Count how many lines mention the word "Україна". Write that number alone.

──────── Data shown ────────

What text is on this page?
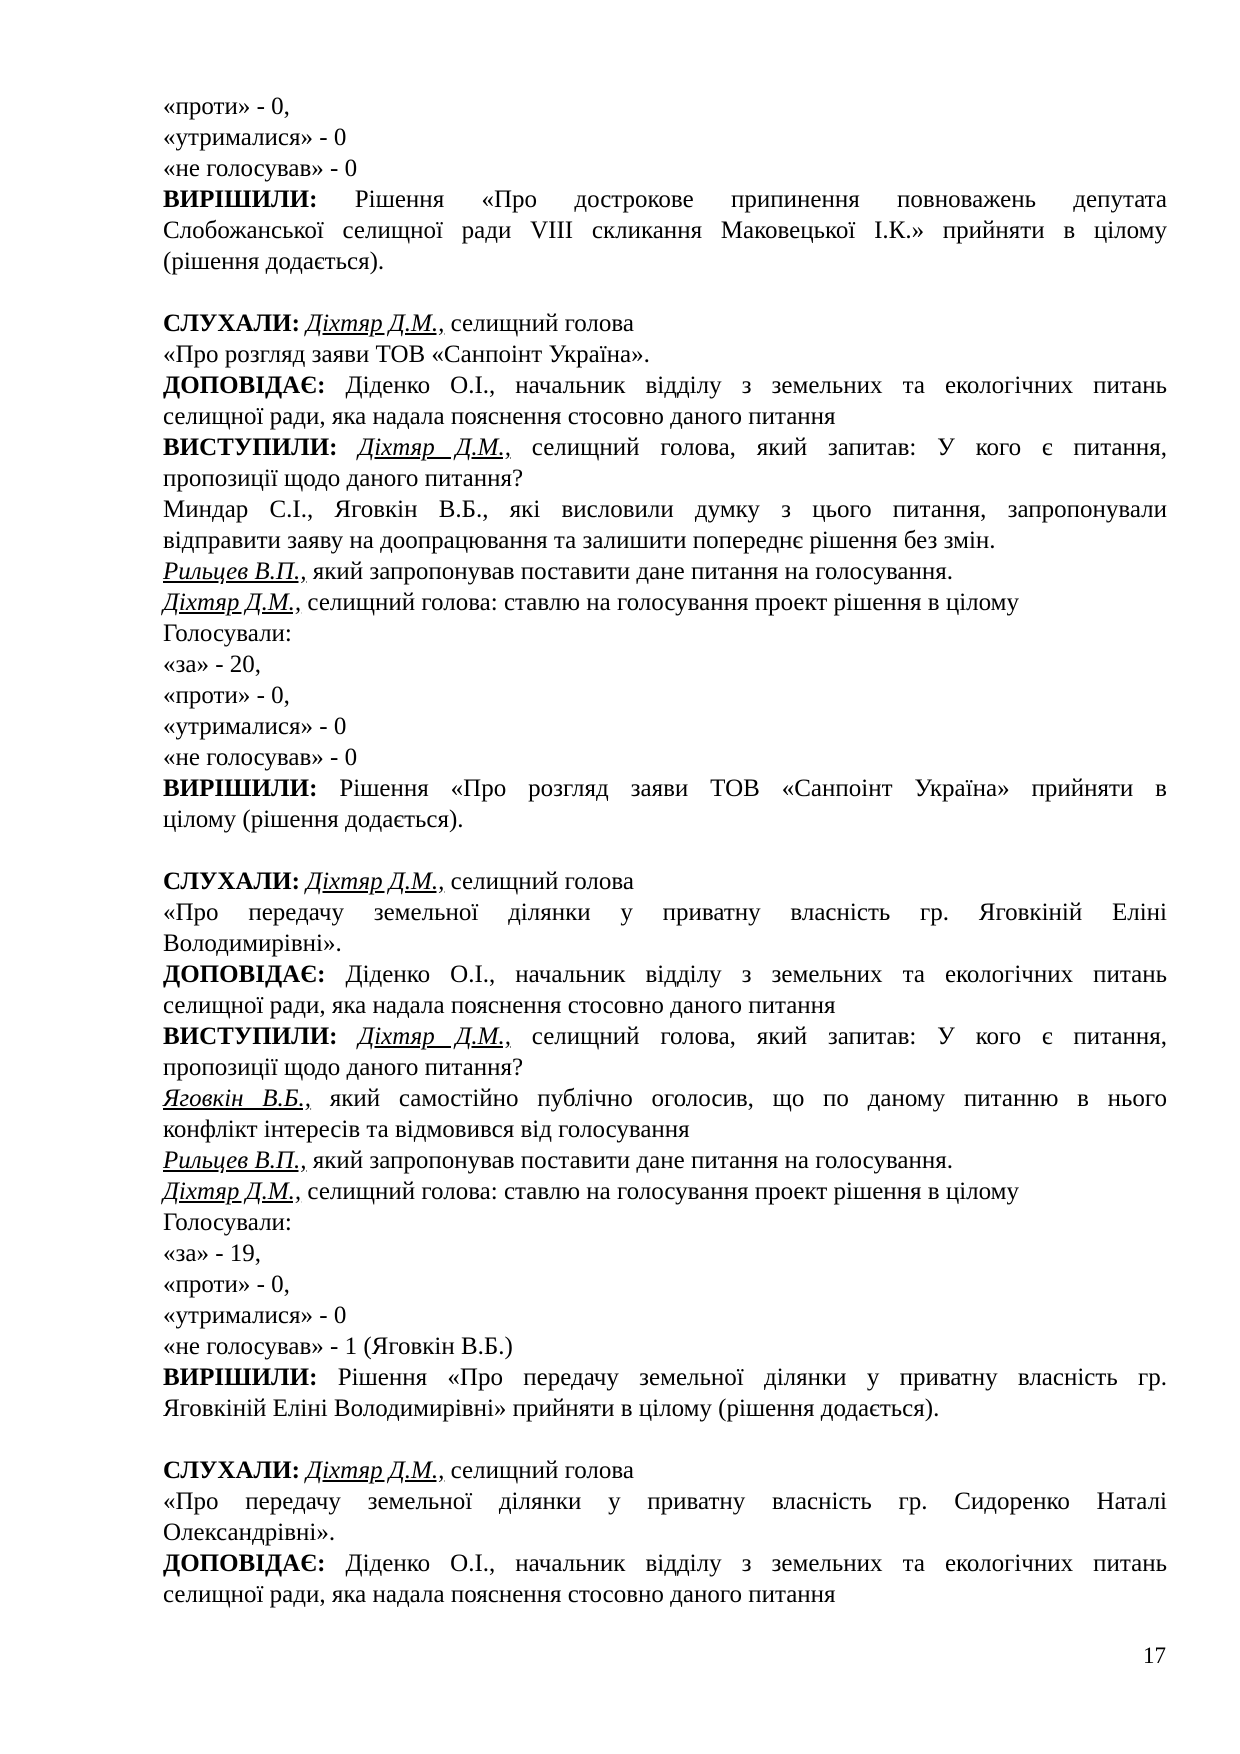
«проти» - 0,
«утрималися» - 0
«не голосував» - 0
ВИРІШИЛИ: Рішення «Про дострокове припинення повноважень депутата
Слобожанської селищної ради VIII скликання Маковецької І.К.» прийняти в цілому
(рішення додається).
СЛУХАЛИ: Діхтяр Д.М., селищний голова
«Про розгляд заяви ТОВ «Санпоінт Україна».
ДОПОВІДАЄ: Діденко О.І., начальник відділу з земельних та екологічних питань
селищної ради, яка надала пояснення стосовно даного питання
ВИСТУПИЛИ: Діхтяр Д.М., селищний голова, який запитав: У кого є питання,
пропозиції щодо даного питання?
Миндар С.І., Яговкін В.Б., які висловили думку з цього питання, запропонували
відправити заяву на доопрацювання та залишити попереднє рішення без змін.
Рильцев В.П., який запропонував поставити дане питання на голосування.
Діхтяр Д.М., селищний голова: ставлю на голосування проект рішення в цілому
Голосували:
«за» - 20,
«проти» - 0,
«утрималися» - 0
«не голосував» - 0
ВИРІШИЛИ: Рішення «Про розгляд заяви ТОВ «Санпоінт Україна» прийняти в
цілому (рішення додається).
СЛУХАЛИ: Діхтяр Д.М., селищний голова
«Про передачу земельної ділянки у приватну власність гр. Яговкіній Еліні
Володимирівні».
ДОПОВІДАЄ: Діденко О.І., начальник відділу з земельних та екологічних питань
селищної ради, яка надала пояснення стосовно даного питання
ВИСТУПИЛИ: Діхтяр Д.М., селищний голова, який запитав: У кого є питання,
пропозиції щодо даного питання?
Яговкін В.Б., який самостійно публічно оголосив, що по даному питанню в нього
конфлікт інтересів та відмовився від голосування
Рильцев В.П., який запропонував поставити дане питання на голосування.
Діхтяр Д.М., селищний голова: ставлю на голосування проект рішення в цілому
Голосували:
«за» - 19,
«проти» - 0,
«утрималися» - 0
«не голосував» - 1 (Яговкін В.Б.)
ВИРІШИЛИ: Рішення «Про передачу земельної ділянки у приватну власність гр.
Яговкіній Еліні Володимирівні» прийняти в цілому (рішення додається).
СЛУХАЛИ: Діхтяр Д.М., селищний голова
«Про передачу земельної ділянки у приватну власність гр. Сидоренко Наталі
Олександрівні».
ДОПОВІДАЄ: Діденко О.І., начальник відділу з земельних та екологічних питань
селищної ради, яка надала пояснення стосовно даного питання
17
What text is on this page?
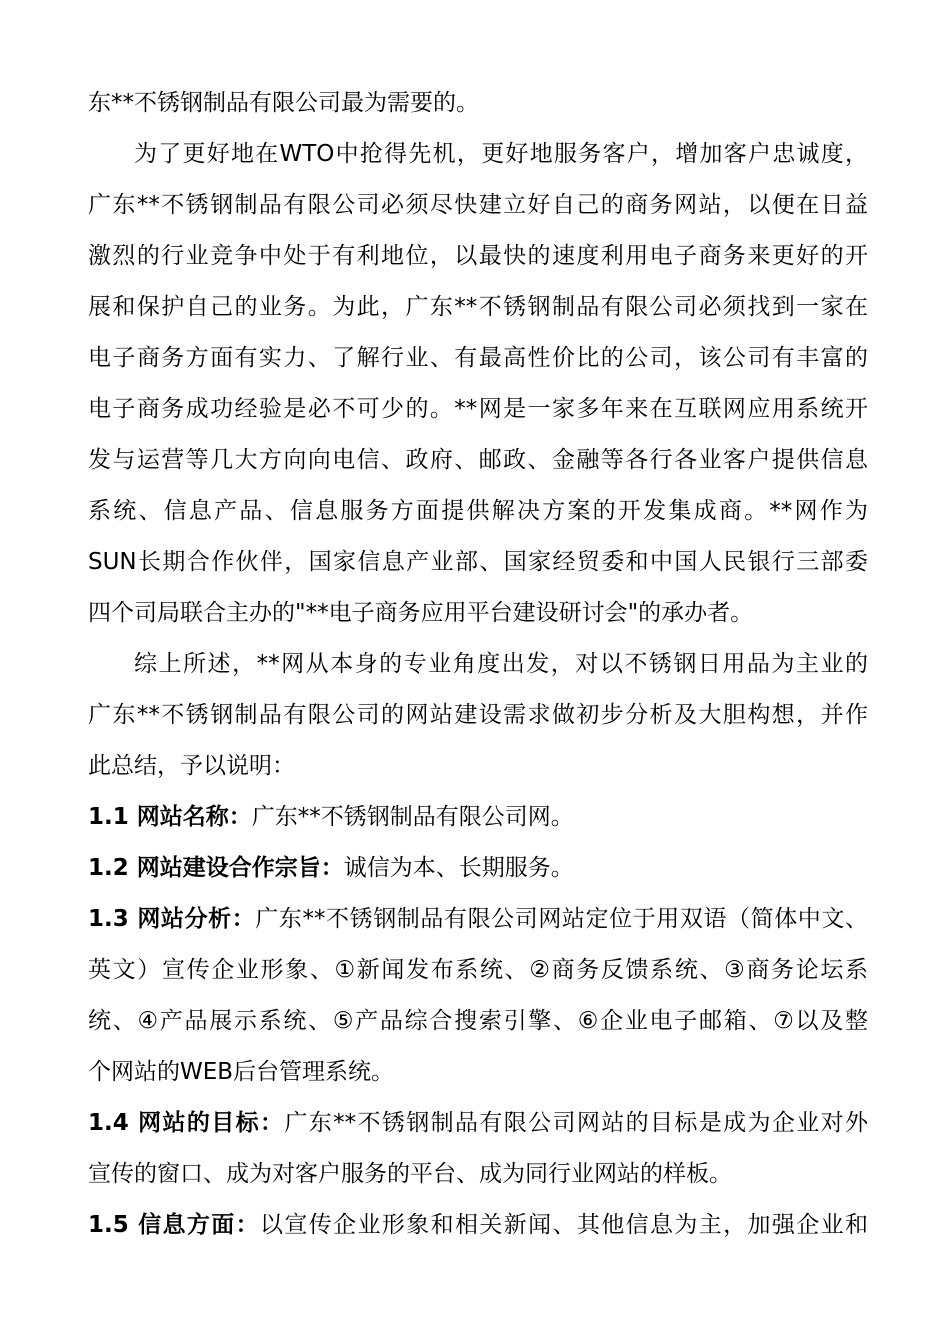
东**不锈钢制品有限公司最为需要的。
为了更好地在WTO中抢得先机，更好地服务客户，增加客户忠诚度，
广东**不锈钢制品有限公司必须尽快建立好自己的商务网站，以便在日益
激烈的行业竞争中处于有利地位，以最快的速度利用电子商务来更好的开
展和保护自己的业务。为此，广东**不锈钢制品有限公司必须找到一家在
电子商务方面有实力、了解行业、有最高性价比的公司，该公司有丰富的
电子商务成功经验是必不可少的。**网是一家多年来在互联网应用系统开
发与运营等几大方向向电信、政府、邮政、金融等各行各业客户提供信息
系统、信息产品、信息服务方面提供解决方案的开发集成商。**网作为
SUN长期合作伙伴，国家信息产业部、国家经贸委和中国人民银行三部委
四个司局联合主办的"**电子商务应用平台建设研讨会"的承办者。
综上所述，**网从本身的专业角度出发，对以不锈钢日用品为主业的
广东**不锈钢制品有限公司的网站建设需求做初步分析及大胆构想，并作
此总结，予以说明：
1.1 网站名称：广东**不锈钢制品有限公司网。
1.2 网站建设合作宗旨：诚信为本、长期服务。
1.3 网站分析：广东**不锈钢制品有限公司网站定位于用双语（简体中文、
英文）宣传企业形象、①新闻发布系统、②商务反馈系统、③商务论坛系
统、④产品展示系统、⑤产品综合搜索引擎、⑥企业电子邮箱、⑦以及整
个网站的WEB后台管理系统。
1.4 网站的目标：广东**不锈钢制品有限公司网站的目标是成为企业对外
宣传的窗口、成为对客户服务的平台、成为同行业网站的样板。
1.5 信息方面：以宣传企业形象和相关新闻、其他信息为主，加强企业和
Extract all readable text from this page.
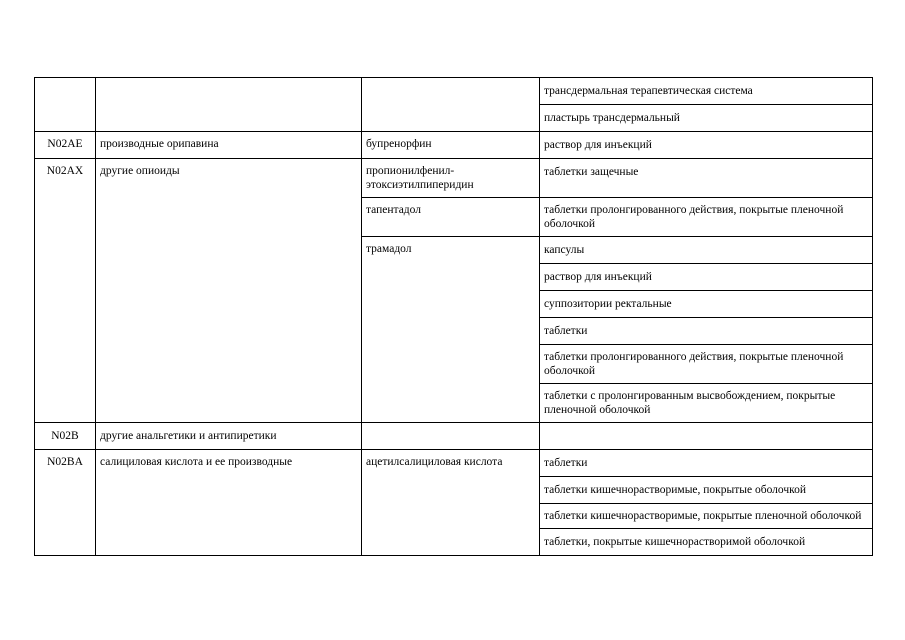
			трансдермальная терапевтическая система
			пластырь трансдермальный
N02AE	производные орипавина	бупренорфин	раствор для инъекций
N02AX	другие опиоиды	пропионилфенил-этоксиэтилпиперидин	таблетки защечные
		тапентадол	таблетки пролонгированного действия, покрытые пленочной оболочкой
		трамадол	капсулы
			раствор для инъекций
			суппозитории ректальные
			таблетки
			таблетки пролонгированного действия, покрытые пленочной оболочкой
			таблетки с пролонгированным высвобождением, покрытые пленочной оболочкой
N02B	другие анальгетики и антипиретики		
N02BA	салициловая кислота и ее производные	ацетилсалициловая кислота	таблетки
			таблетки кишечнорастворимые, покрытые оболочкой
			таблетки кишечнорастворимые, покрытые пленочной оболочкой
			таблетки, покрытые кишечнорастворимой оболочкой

────────

> **Final result**: 2